§ MATERIAL PROVIDED
+===+

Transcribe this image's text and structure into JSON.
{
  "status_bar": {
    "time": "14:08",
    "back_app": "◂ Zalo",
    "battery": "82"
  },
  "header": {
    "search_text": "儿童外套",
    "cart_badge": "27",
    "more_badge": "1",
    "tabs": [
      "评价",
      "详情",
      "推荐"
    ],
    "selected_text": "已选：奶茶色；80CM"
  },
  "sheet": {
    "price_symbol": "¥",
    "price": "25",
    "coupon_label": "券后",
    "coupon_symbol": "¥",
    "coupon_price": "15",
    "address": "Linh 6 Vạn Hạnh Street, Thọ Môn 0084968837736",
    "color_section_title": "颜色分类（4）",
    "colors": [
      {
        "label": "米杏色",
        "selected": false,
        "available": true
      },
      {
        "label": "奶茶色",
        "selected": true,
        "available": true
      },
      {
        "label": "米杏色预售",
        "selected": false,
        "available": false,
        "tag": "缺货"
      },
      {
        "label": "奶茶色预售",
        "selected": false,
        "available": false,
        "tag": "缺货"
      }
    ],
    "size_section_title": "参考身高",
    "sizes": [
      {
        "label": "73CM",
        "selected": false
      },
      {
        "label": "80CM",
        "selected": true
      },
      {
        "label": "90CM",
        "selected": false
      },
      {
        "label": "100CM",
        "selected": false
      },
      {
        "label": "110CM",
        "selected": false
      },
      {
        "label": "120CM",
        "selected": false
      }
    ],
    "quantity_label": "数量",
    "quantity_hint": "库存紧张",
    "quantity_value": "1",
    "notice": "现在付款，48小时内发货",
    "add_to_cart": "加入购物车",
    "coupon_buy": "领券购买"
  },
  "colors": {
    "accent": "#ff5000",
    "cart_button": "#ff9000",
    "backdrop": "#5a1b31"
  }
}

+===+

§ OBJECTIVE
All of the data must be returned exactly.

§ WRITTEN RESPONSE
Transcribe this image's text and structure into JSON.
{
  "status_bar": {
    "time": "14:08",
    "back_app": "◂ Zalo",
    "battery": "82"
  },
  "header": {
    "search_text": "儿童外套",
    "cart_badge": "27",
    "more_badge": "1",
    "tabs": [
      "评价",
      "详情",
      "推荐"
    ],
    "selected_text": "已选：奶茶色；80CM"
  },
  "sheet": {
    "price_symbol": "¥",
    "price": "25",
    "coupon_label": "券后",
    "coupon_symbol": "¥",
    "coupon_price": "15",
    "address": "Linh 6 Vạn Hạnh Street, Thọ Môn 0084968837736",
    "color_section_title": "颜色分类（4）",
    "colors": [
      {
        "label": "米杏色",
        "selected": false,
        "available": true
      },
      {
        "label": "奶茶色",
        "selected": true,
        "available": true
      },
      {
        "label": "米杏色预售",
        "selected": false,
        "available": false,
        "tag": "缺货"
      },
      {
        "label": "奶茶色预售",
        "selected": false,
        "available": false,
        "tag": "缺货"
      }
    ],
    "size_section_title": "参考身高",
    "sizes": [
      {
        "label": "73CM",
        "selected": false
      },
      {
        "label": "80CM",
        "selected": true
      },
      {
        "label": "90CM",
        "selected": false
      },
      {
        "label": "100CM",
        "selected": false
      },
      {
        "label": "110CM",
        "selected": false
      },
      {
        "label": "120CM",
        "selected": false
      }
    ],
    "quantity_label": "数量",
    "quantity_hint": "库存紧张",
    "quantity_value": "1",
    "notice": "现在付款，48小时内发货",
    "add_to_cart": "加入购物车",
    "coupon_buy": "领券购买"
  },
  "colors": {
    "accent": "#ff5000",
    "cart_button": "#ff9000",
    "backdrop": "#5a1b31"
  }
}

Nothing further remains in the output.